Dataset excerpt
=-=-=-=-=

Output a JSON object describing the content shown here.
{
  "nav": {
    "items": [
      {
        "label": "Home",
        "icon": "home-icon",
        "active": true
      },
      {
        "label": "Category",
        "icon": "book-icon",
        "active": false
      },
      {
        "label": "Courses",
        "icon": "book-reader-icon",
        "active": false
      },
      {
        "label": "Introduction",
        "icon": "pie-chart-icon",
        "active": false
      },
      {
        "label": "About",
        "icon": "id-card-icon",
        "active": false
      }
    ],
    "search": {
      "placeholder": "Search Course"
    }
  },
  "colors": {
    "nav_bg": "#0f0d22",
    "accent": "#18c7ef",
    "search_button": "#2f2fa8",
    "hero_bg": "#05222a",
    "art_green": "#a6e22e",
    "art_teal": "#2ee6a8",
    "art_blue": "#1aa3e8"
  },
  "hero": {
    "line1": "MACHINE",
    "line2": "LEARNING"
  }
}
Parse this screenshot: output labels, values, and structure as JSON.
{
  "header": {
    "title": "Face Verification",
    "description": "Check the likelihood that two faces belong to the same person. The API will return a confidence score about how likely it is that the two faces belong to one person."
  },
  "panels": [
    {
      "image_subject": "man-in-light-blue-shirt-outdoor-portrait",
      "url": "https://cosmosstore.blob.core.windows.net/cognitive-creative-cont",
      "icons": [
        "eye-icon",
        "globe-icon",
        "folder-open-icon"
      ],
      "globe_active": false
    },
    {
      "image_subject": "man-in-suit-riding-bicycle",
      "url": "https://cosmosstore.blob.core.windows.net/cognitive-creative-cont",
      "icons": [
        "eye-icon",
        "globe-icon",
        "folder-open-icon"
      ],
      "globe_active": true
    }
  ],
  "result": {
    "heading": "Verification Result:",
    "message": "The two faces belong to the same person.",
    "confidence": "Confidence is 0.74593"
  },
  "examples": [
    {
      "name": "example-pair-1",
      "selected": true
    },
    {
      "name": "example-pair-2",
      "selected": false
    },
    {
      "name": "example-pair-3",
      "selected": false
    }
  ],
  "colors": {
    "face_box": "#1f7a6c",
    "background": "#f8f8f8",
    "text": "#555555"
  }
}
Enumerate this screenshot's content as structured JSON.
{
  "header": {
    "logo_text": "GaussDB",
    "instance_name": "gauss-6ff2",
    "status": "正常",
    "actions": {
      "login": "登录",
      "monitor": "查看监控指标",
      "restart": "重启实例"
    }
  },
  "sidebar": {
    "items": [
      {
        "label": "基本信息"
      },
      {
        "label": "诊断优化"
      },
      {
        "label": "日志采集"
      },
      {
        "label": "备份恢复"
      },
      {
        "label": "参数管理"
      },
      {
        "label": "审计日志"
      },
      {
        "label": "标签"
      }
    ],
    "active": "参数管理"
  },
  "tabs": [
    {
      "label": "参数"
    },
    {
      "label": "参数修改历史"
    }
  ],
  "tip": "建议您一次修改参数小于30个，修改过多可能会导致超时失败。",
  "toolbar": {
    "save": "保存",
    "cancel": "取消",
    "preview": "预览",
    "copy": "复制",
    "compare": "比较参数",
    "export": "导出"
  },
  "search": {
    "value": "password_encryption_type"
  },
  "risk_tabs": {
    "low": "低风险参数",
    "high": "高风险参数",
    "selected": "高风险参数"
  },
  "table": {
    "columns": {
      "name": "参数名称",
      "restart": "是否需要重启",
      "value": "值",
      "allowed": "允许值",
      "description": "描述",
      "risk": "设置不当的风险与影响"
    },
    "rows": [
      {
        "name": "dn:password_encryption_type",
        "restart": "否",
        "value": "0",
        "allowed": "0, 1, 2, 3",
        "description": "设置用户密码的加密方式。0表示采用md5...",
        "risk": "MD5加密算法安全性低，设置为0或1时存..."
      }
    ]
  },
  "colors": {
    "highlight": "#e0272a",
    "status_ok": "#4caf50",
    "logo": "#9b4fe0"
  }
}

=-=-=-=-=

Aim of the task: The records above need to be transcribed in full. Keep every character unchanged.

Result of this task:
Output a JSON object describing the content shown here.
{
  "nav": {
    "items": [
      {
        "label": "Home",
        "icon": "home-icon",
        "active": true
      },
      {
        "label": "Category",
        "icon": "book-icon",
        "active": false
      },
      {
        "label": "Courses",
        "icon": "book-reader-icon",
        "active": false
      },
      {
        "label": "Introduction",
        "icon": "pie-chart-icon",
        "active": false
      },
      {
        "label": "About",
        "icon": "id-card-icon",
        "active": false
      }
    ],
    "search": {
      "placeholder": "Search Course"
    }
  },
  "colors": {
    "nav_bg": "#0f0d22",
    "accent": "#18c7ef",
    "search_button": "#2f2fa8",
    "hero_bg": "#05222a",
    "art_green": "#a6e22e",
    "art_teal": "#2ee6a8",
    "art_blue": "#1aa3e8"
  },
  "hero": {
    "line1": "MACHINE",
    "line2": "LEARNING"
  }
}
Parse this screenshot: output labels, values, and structure as JSON.
{
  "header": {
    "title": "Face Verification",
    "description": "Check the likelihood that two faces belong to the same person. The API will return a confidence score about how likely it is that the two faces belong to one person."
  },
  "panels": [
    {
      "image_subject": "man-in-light-blue-shirt-outdoor-portrait",
      "url": "https://cosmosstore.blob.core.windows.net/cognitive-creative-cont",
      "icons": [
        "eye-icon",
        "globe-icon",
        "folder-open-icon"
      ],
      "globe_active": false
    },
    {
      "image_subject": "man-in-suit-riding-bicycle",
      "url": "https://cosmosstore.blob.core.windows.net/cognitive-creative-cont",
      "icons": [
        "eye-icon",
        "globe-icon",
        "folder-open-icon"
      ],
      "globe_active": true
    }
  ],
  "result": {
    "heading": "Verification Result:",
    "message": "The two faces belong to the same person.",
    "confidence": "Confidence is 0.74593"
  },
  "examples": [
    {
      "name": "example-pair-1",
      "selected": true
    },
    {
      "name": "example-pair-2",
      "selected": false
    },
    {
      "name": "example-pair-3",
      "selected": false
    }
  ],
  "colors": {
    "face_box": "#1f7a6c",
    "background": "#f8f8f8",
    "text": "#555555"
  }
}
Enumerate this screenshot's content as structured JSON.
{
  "header": {
    "logo_text": "GaussDB",
    "instance_name": "gauss-6ff2",
    "status": "正常",
    "actions": {
      "login": "登录",
      "monitor": "查看监控指标",
      "restart": "重启实例"
    }
  },
  "sidebar": {
    "items": [
      {
        "label": "基本信息"
      },
      {
        "label": "诊断优化"
      },
      {
        "label": "日志采集"
      },
      {
        "label": "备份恢复"
      },
      {
        "label": "参数管理"
      },
      {
        "label": "审计日志"
      },
      {
        "label": "标签"
      }
    ],
    "active": "参数管理"
  },
  "tabs": [
    {
      "label": "参数"
    },
    {
      "label": "参数修改历史"
    }
  ],
  "tip": "建议您一次修改参数小于30个，修改过多可能会导致超时失败。",
  "toolbar": {
    "save": "保存",
    "cancel": "取消",
    "preview": "预览",
    "copy": "复制",
    "compare": "比较参数",
    "export": "导出"
  },
  "search": {
    "value": "password_encryption_type"
  },
  "risk_tabs": {
    "low": "低风险参数",
    "high": "高风险参数",
    "selected": "高风险参数"
  },
  "table": {
    "columns": {
      "name": "参数名称",
      "restart": "是否需要重启",
      "value": "值",
      "allowed": "允许值",
      "description": "描述",
      "risk": "设置不当的风险与影响"
    },
    "rows": [
      {
        "name": "dn:password_encryption_type",
        "restart": "否",
        "value": "0",
        "allowed": "0, 1, 2, 3",
        "description": "设置用户密码的加密方式。0表示采用md5...",
        "risk": "MD5加密算法安全性低，设置为0或1时存..."
      }
    ]
  },
  "colors": {
    "highlight": "#e0272a",
    "status_ok": "#4caf50",
    "logo": "#9b4fe0"
  }
}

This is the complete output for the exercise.